++++ Provided entries

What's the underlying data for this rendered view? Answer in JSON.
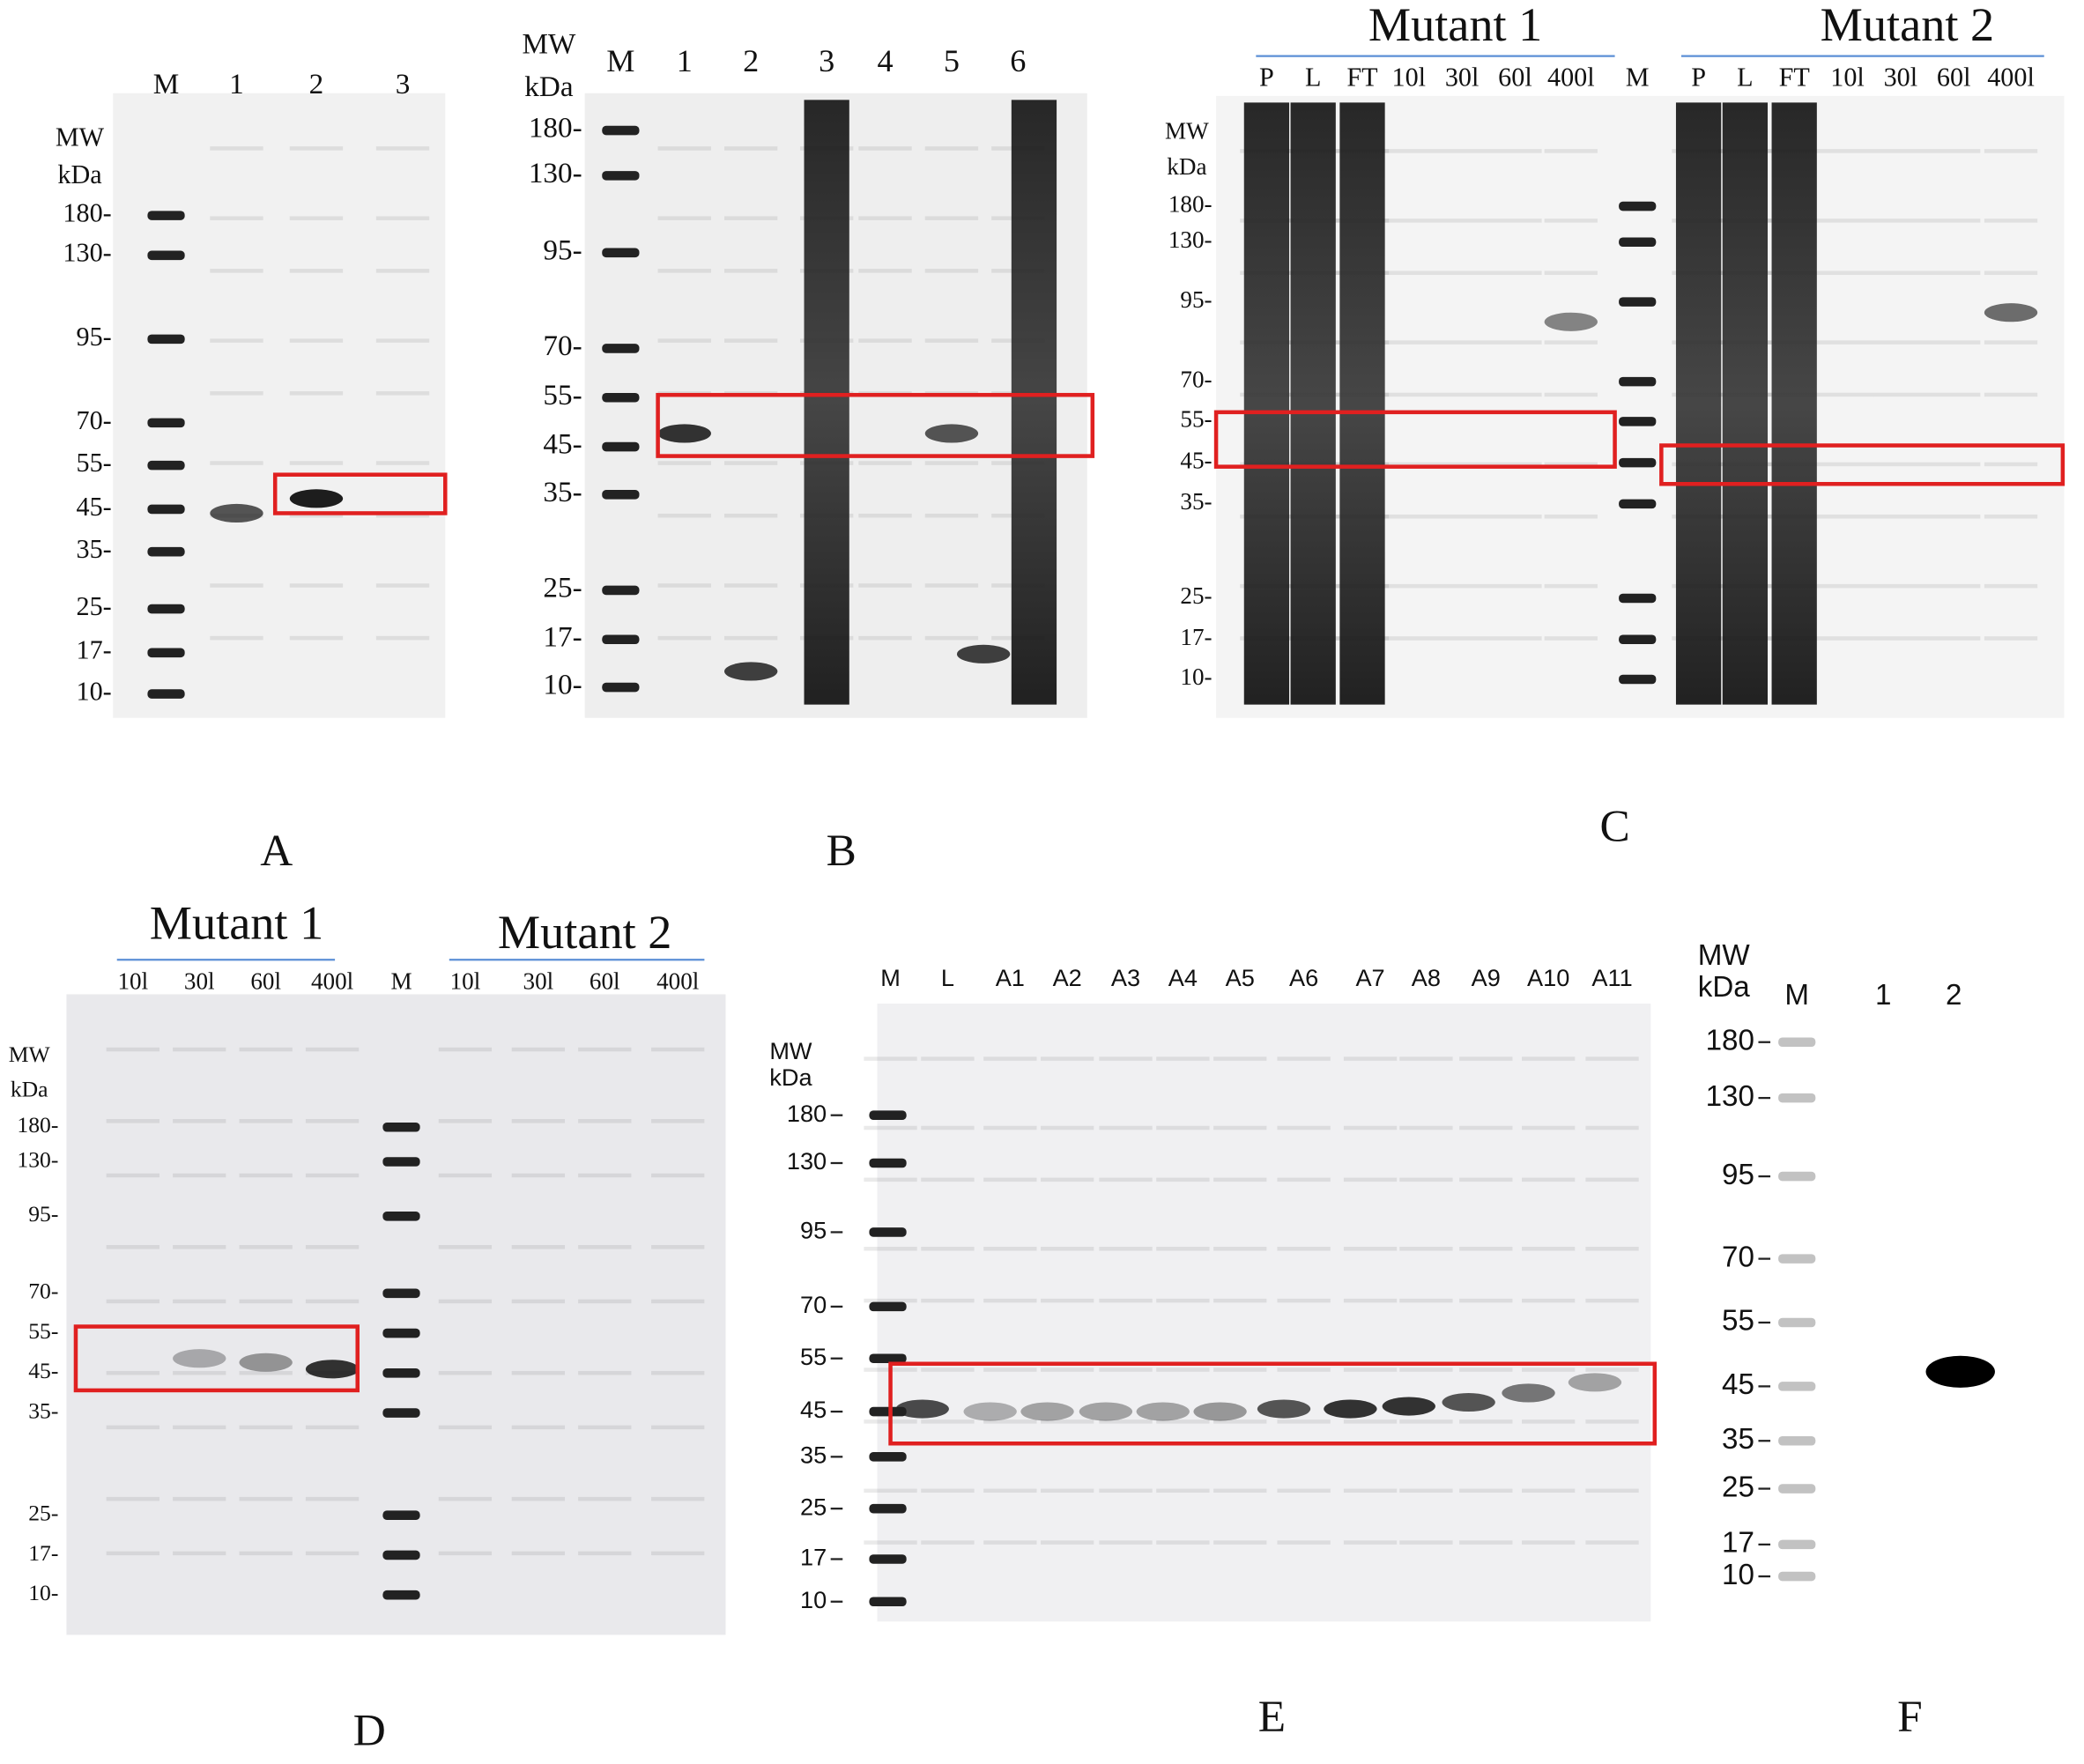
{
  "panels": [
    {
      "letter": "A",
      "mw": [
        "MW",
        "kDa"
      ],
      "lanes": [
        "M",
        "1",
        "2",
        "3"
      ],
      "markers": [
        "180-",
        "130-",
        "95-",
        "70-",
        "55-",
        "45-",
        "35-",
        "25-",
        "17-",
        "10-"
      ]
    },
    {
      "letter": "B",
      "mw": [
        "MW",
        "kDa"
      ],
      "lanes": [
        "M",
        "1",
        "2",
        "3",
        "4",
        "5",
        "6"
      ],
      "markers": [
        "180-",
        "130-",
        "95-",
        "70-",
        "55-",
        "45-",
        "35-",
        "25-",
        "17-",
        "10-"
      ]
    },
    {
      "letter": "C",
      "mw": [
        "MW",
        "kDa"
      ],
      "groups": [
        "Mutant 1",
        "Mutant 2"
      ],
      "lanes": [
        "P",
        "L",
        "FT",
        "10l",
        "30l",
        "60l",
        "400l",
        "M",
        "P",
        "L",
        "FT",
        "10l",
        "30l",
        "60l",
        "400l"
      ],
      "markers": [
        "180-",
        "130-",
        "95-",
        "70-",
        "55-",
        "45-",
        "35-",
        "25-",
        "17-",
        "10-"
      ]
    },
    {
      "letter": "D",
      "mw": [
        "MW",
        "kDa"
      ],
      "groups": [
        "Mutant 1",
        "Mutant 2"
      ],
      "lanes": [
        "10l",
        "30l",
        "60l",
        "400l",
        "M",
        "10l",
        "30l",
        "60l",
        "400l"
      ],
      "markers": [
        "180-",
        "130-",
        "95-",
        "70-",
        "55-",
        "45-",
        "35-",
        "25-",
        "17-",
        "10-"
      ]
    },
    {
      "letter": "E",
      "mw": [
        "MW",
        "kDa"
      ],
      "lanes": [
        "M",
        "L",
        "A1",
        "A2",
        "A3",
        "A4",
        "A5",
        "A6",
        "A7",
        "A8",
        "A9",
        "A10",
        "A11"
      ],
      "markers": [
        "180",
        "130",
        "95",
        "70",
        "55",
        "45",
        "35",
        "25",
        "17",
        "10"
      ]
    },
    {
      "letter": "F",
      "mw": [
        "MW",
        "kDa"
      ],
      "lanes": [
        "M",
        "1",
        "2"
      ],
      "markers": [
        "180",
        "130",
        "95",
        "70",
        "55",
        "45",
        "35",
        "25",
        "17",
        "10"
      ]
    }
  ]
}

++++++++
++++ Provided entries

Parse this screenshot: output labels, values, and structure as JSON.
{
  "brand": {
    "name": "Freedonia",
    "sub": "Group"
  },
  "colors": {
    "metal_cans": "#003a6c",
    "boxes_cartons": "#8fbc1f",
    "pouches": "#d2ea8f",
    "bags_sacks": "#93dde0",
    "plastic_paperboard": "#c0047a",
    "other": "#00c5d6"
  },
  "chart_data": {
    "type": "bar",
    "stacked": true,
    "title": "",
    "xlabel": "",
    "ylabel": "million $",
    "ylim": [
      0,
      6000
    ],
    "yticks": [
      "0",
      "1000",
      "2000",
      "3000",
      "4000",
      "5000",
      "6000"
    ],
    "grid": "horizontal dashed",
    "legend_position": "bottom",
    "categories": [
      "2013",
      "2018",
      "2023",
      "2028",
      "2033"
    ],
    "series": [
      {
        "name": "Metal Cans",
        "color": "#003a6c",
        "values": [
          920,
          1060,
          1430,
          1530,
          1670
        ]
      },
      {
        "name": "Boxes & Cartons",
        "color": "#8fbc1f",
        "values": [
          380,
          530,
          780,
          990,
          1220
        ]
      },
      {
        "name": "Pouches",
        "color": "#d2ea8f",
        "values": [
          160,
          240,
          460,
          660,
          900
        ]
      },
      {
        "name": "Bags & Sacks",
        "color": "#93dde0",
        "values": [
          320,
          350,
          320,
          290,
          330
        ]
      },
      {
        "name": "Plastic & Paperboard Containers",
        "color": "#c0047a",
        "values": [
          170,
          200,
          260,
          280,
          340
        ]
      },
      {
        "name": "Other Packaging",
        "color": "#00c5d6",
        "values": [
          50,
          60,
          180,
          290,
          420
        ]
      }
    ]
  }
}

++++++++

What you will do – Pick out lines containing the word "this", each one as written.

Response to the task –
What's the underlying data for this rendered view? Answer in JSON.
Parse this screenshot: output labels, values, and structure as JSON.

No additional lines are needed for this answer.